- **Your instructions**
Could you extract every entry below and reproduce it exactly?

- **Data records**
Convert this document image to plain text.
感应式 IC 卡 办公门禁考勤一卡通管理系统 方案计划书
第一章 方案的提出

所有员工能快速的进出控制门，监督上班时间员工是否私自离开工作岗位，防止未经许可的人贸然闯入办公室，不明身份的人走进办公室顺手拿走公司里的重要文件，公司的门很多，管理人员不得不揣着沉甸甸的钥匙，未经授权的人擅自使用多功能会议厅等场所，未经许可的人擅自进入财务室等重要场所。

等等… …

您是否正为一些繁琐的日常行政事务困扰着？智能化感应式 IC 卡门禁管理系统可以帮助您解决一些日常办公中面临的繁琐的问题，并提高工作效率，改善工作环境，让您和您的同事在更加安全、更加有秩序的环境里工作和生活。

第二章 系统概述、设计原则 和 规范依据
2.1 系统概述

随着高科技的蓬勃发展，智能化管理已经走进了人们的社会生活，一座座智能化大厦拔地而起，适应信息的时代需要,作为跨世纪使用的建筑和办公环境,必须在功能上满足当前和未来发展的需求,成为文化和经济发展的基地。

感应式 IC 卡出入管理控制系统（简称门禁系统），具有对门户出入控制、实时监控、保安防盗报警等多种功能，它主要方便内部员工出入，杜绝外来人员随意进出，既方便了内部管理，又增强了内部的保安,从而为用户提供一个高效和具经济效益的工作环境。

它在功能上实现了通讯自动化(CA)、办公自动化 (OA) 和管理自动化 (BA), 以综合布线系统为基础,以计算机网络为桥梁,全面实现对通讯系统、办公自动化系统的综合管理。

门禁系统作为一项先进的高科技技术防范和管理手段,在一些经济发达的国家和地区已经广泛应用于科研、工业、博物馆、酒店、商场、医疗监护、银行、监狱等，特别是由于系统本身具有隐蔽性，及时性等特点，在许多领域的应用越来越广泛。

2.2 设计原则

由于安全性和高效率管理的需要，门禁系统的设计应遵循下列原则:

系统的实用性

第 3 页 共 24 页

- **Exercise result**
Convert this document image to plain text.
感应式 IC 卡 办公门禁考勤一卡通管理系统 方案计划书
第一章 方案的提出

所有员工能快速的进出控制门，监督上班时间员工是否私自离开工作岗位，防止未经许可的人贸然闯入办公室，不明身份的人走进办公室顺手拿走公司里的重要文件，公司的门很多，管理人员不得不揣着沉甸甸的钥匙，未经授权的人擅自使用多功能会议厅等场所，未经许可的人擅自进入财务室等重要场所。

等等… …

您是否正为一些繁琐的日常行政事务困扰着？智能化感应式 IC 卡门禁管理系统可以帮助您解决一些日常办公中面临的繁琐的问题，并提高工作效率，改善工作环境，让您和您的同事在更加安全、更加有秩序的环境里工作和生活。

第二章 系统概述、设计原则 和 规范依据
2.1 系统概述

随着高科技的蓬勃发展，智能化管理已经走进了人们的社会生活，一座座智能化大厦拔地而起，适应信息的时代需要,作为跨世纪使用的建筑和办公环境,必须在功能上满足当前和未来发展的需求,成为文化和经济发展的基地。

感应式 IC 卡出入管理控制系统（简称门禁系统），具有对门户出入控制、实时监控、保安防盗报警等多种功能，它主要方便内部员工出入，杜绝外来人员随意进出，既方便了内部管理，又增强了内部的保安,从而为用户提供一个高效和具经济效益的工作环境。

它在功能上实现了通讯自动化(CA)、办公自动化 (OA) 和管理自动化 (BA), 以综合布线系统为基础,以计算机网络为桥梁,全面实现对通讯系统、办公自动化系统的综合管理。

门禁系统作为一项先进的高科技技术防范和管理手段,在一些经济发达的国家和地区已经广泛应用于科研、工业、博物馆、酒店、商场、医疗监护、银行、监狱等，特别是由于系统本身具有隐蔽性，及时性等特点，在许多领域的应用越来越广泛。

2.2 设计原则

由于安全性和高效率管理的需要，门禁系统的设计应遵循下列原则:

系统的实用性

第 3 页 共 24 页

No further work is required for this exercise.